== Rows ==
-=-=-=-=-
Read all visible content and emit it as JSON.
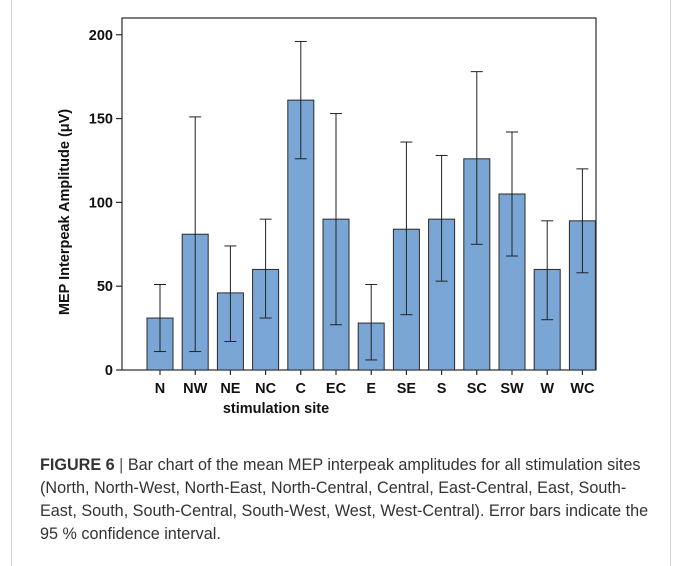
{
  "chart_data": {
    "type": "bar",
    "categories": [
      "N",
      "NW",
      "NE",
      "NC",
      "C",
      "EC",
      "E",
      "SE",
      "S",
      "SC",
      "SW",
      "W",
      "WC"
    ],
    "values": [
      31,
      81,
      46,
      60,
      161,
      90,
      28,
      84,
      90,
      126,
      105,
      60,
      89
    ],
    "error_low": [
      11,
      11,
      17,
      31,
      126,
      27,
      6,
      33,
      53,
      75,
      68,
      30,
      58
    ],
    "error_high": [
      51,
      151,
      74,
      90,
      196,
      153,
      51,
      136,
      128,
      178,
      142,
      89,
      120
    ],
    "error_bars": "95 % confidence interval",
    "ylabel": "MEP Interpeak Amplitude (μV)",
    "xlabel": "stimulation site",
    "ylim": [
      0,
      210
    ],
    "yticks": [
      0,
      50,
      100,
      150,
      200
    ],
    "grid": false,
    "bar_color": "#7aa6d6",
    "bar_edge_color": "#2a2a2a"
  },
  "caption": {
    "label": "FIGURE 6",
    "separator": "|",
    "text": "Bar chart of the mean MEP interpeak amplitudes for all stimulation sites (North, North-West, North-East, North-Central, Central, East-Central, East, South-East, South, South-Central, South-West, West, West-Central). Error bars indicate the 95 % confidence interval."
  }
}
-=-=-=-=-
Without the pictures, write out the whole listing above exactly as it appears.

== Response ==
Read all visible content and emit it as JSON.
{
  "chart_data": {
    "type": "bar",
    "categories": [
      "N",
      "NW",
      "NE",
      "NC",
      "C",
      "EC",
      "E",
      "SE",
      "S",
      "SC",
      "SW",
      "W",
      "WC"
    ],
    "values": [
      31,
      81,
      46,
      60,
      161,
      90,
      28,
      84,
      90,
      126,
      105,
      60,
      89
    ],
    "error_low": [
      11,
      11,
      17,
      31,
      126,
      27,
      6,
      33,
      53,
      75,
      68,
      30,
      58
    ],
    "error_high": [
      51,
      151,
      74,
      90,
      196,
      153,
      51,
      136,
      128,
      178,
      142,
      89,
      120
    ],
    "error_bars": "95 % confidence interval",
    "ylabel": "MEP Interpeak Amplitude (μV)",
    "xlabel": "stimulation site",
    "ylim": [
      0,
      210
    ],
    "yticks": [
      0,
      50,
      100,
      150,
      200
    ],
    "grid": false,
    "bar_color": "#7aa6d6",
    "bar_edge_color": "#2a2a2a"
  },
  "caption": {
    "label": "FIGURE 6",
    "separator": "|",
    "text": "Bar chart of the mean MEP interpeak amplitudes for all stimulation sites (North, North-West, North-East, North-Central, Central, East-Central, East, South-East, South, South-Central, South-West, West, West-Central). Error bars indicate the 95 % confidence interval."
  }
}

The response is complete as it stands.